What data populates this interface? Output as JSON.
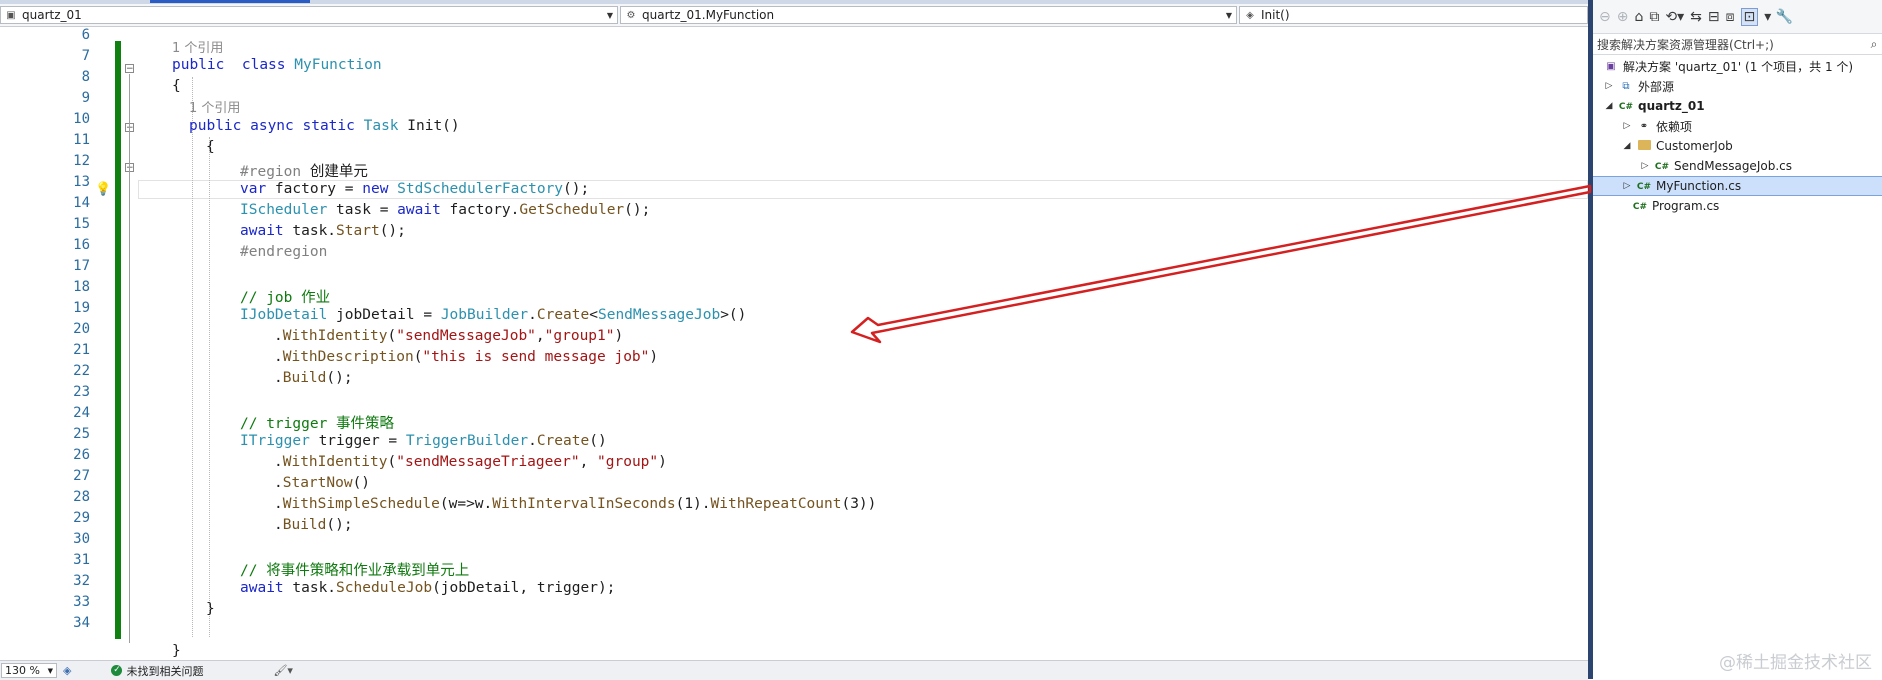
{
  "nav": {
    "project": "quartz_01",
    "class": "quartz_01.MyFunction",
    "member": "Init()"
  },
  "line_numbers": [
    "6",
    "7",
    "8",
    "9",
    "10",
    "11",
    "12",
    "13",
    "14",
    "15",
    "16",
    "17",
    "18",
    "19",
    "20",
    "21",
    "22",
    "23",
    "24",
    "25",
    "26",
    "27",
    "28",
    "29",
    "30",
    "31",
    "32",
    "33",
    "34"
  ],
  "code": {
    "ref1": "1 个引用",
    "l7_kw": "public",
    "l7_kw2": "class",
    "l7_type": "MyFunction",
    "l8": "{",
    "ref2": "1 个引用",
    "l9_a": "public async static",
    "l9_type": "Task",
    "l9_rest": " Init()",
    "l10": "{",
    "l11_region": "#region",
    "l11_text": "创建单元",
    "l12_kw": "var",
    "l12_a": " factory = ",
    "l12_new": "new",
    "l12_type": "StdSchedulerFactory",
    "l12_end": "();",
    "l13_type": "IScheduler",
    "l13_a": " task = ",
    "l13_await": "await",
    "l13_b": " factory.",
    "l13_m": "GetScheduler",
    "l13_end": "();",
    "l14_await": "await",
    "l14_a": " task.",
    "l14_m": "Start",
    "l14_end": "();",
    "l15": "#endregion",
    "l17": "// job 作业",
    "l18_type": "IJobDetail",
    "l18_a": " jobDetail = ",
    "l18_type2": "JobBuilder",
    "l18_b": ".",
    "l18_m": "Create",
    "l18_lt": "<",
    "l18_type3": "SendMessageJob",
    "l18_end": ">()",
    "l19_a": ".",
    "l19_m": "WithIdentity",
    "l19_s1": "\"sendMessageJob\"",
    "l19_s2": "\"group1\"",
    "l20_a": ".",
    "l20_m": "WithDescription",
    "l20_s": "\"this is send message job\"",
    "l21_a": ".",
    "l21_m": "Build",
    "l21_end": "();",
    "l23": "// trigger 事件策略",
    "l24_type": "ITrigger",
    "l24_a": " trigger = ",
    "l24_type2": "TriggerBuilder",
    "l24_b": ".",
    "l24_m": "Create",
    "l24_end": "()",
    "l25_a": ".",
    "l25_m": "WithIdentity",
    "l25_s1": "\"sendMessageTriageer\"",
    "l25_s2": "\"group\"",
    "l26_a": ".",
    "l26_m": "StartNow",
    "l26_end": "()",
    "l27_a": ".",
    "l27_m": "WithSimpleSchedule",
    "l27_b": "(w=>w.",
    "l27_m2": "WithIntervalInSeconds",
    "l27_c": "(1).",
    "l27_m3": "WithRepeatCount",
    "l27_d": "(3))",
    "l28_a": ".",
    "l28_m": "Build",
    "l28_end": "();",
    "l30": "// 将事件策略和作业承载到单元上",
    "l31_await": "await",
    "l31_a": " task.",
    "l31_m": "ScheduleJob",
    "l31_b": "(jobDetail, trigger);",
    "l32": "}",
    "l34": "}"
  },
  "status": {
    "zoom": "130 %",
    "issues": "未找到相关问题"
  },
  "panel": {
    "search_placeholder": "搜索解决方案资源管理器(Ctrl+;)",
    "solution": "解决方案 'quartz_01' (1 个项目，共 1 个)",
    "items": [
      {
        "label": "外部源"
      },
      {
        "label": "quartz_01"
      },
      {
        "label": "依赖项"
      },
      {
        "label": "CustomerJob"
      },
      {
        "label": "SendMessageJob.cs"
      },
      {
        "label": "MyFunction.cs"
      },
      {
        "label": "Program.cs"
      }
    ]
  },
  "watermark": "@稀土掘金技术社区",
  "colors": {
    "keyword": "#1b28c9",
    "type": "#2b91af",
    "comment": "#0f7a0f",
    "string": "#a31515",
    "method": "#74531f",
    "change_bar": "#108010",
    "arrow": "#d42020",
    "selection": "#cce0fb"
  }
}
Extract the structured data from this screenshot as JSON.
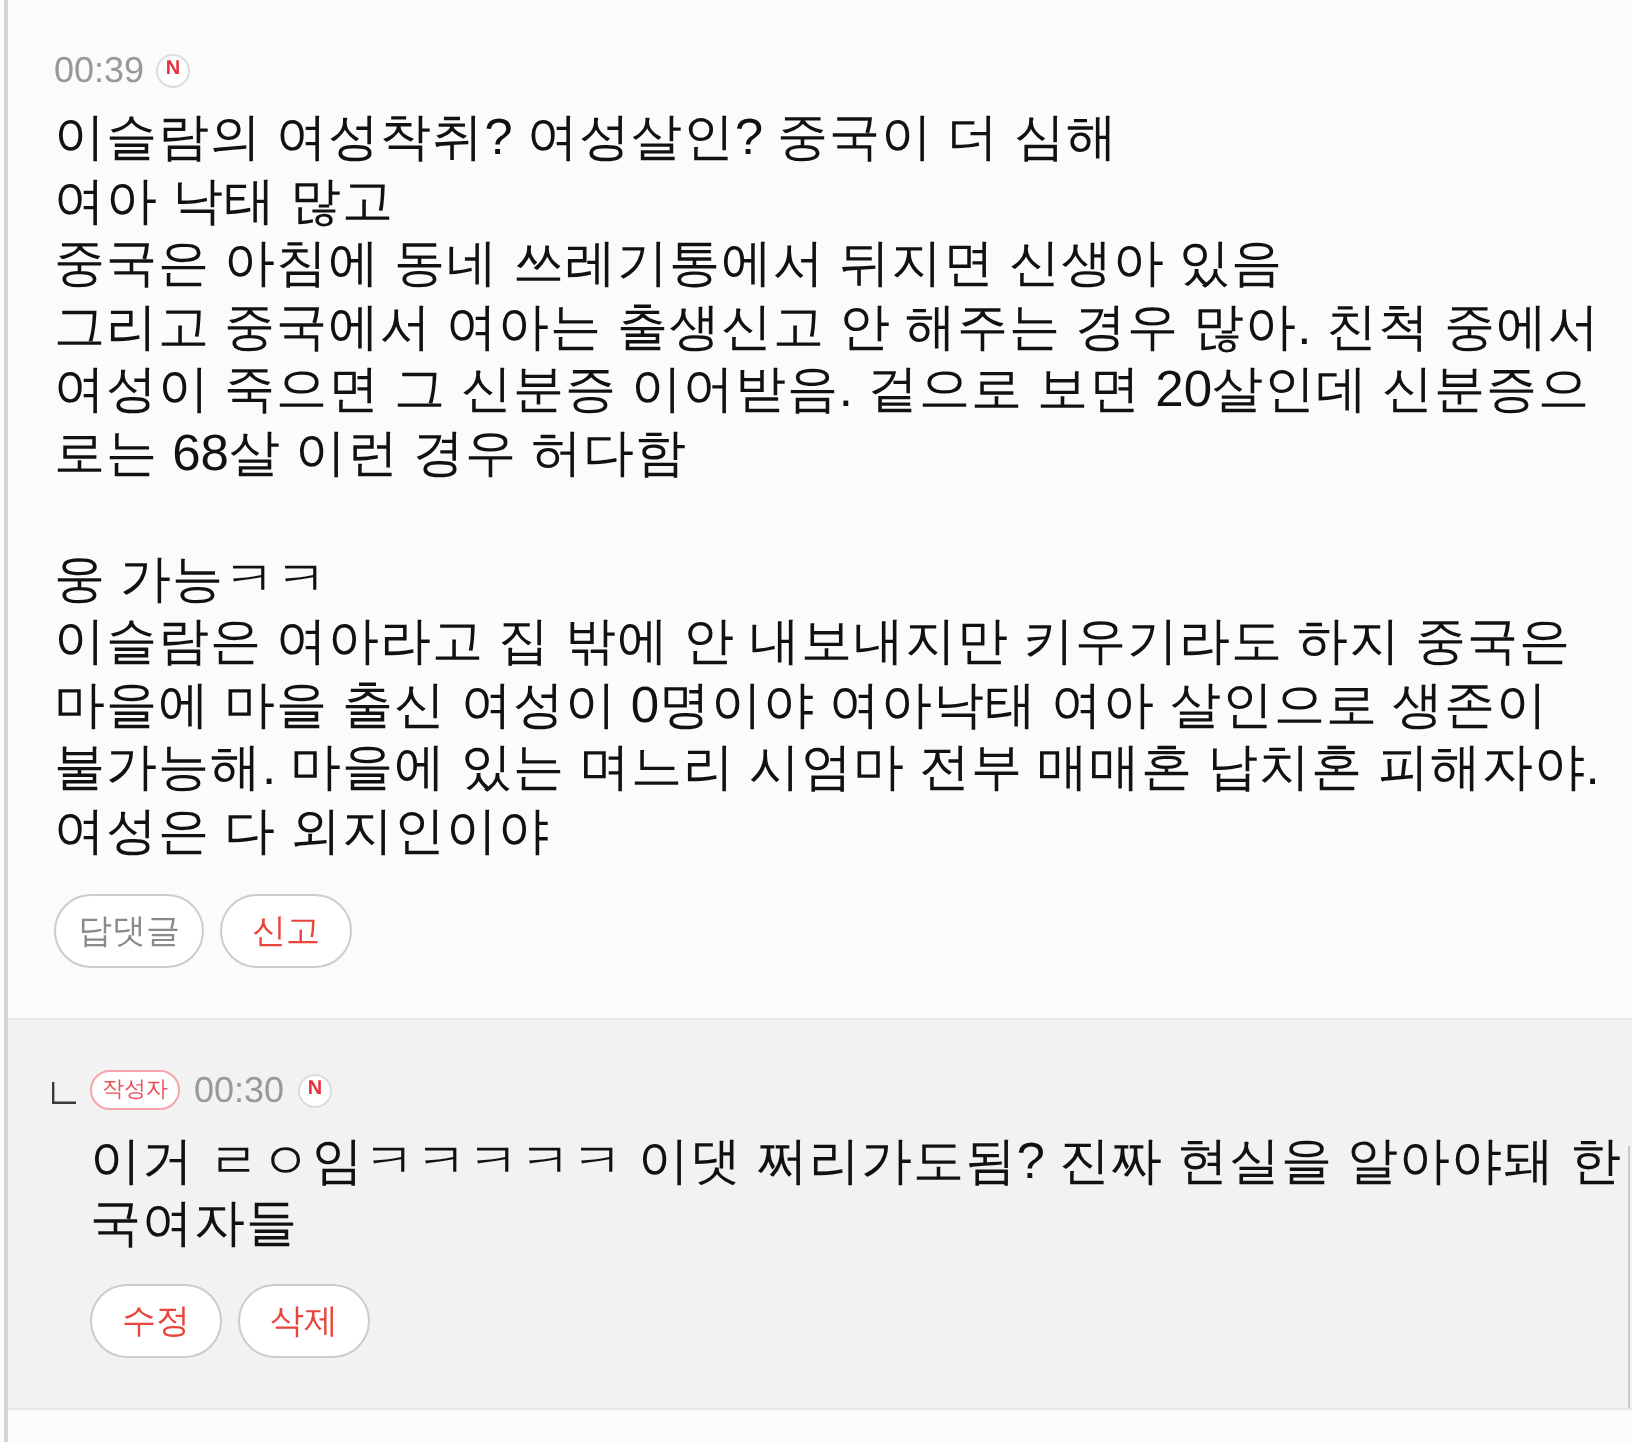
{
  "comment": {
    "time": "00:39",
    "new_badge": "N",
    "paragraphs": [
      [
        "이슬람의 여성착취? 여성살인? 중국이 더 심해",
        "여아 낙태 많고",
        "중국은 아침에 동네 쓰레기통에서 뒤지면 신생아 있음",
        "그리고 중국에서 여아는 출생신고 안 해주는 경우 많아. 친척 중에서",
        "여성이 죽으면 그 신분증 이어받음. 겉으로 보면 20살인데 신분증으",
        "로는 68살 이런 경우 허다함"
      ],
      [
        "웅 가능ㅋㅋ",
        "이슬람은 여아라고 집 밖에 안 내보내지만 키우기라도 하지 중국은",
        "마을에 마을 출신 여성이 0명이야 여아낙태 여아 살인으로 생존이",
        "불가능해. 마을에 있는 며느리 시엄마 전부 매매혼 납치혼 피해자야.",
        "여성은 다 외지인이야"
      ]
    ],
    "buttons": [
      {
        "label": "답댓글",
        "kind": "plain"
      },
      {
        "label": "신고",
        "kind": "alert"
      }
    ]
  },
  "replies": [
    {
      "author_tag": "작성자",
      "time": "00:30",
      "new_badge": "N",
      "lines": [
        "이거 ㄹㅇ임ㅋㅋㅋㅋㅋ 이댓 쩌리가도됨? 진짜 현실을 알아야돼 한",
        "국여자들"
      ],
      "buttons": [
        {
          "label": "수정",
          "kind": "alert"
        },
        {
          "label": "삭제",
          "kind": "alert"
        }
      ]
    }
  ]
}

» Instruction
State the count of lines above containing the string "this", and add nothing to it.

» Answer for the task
3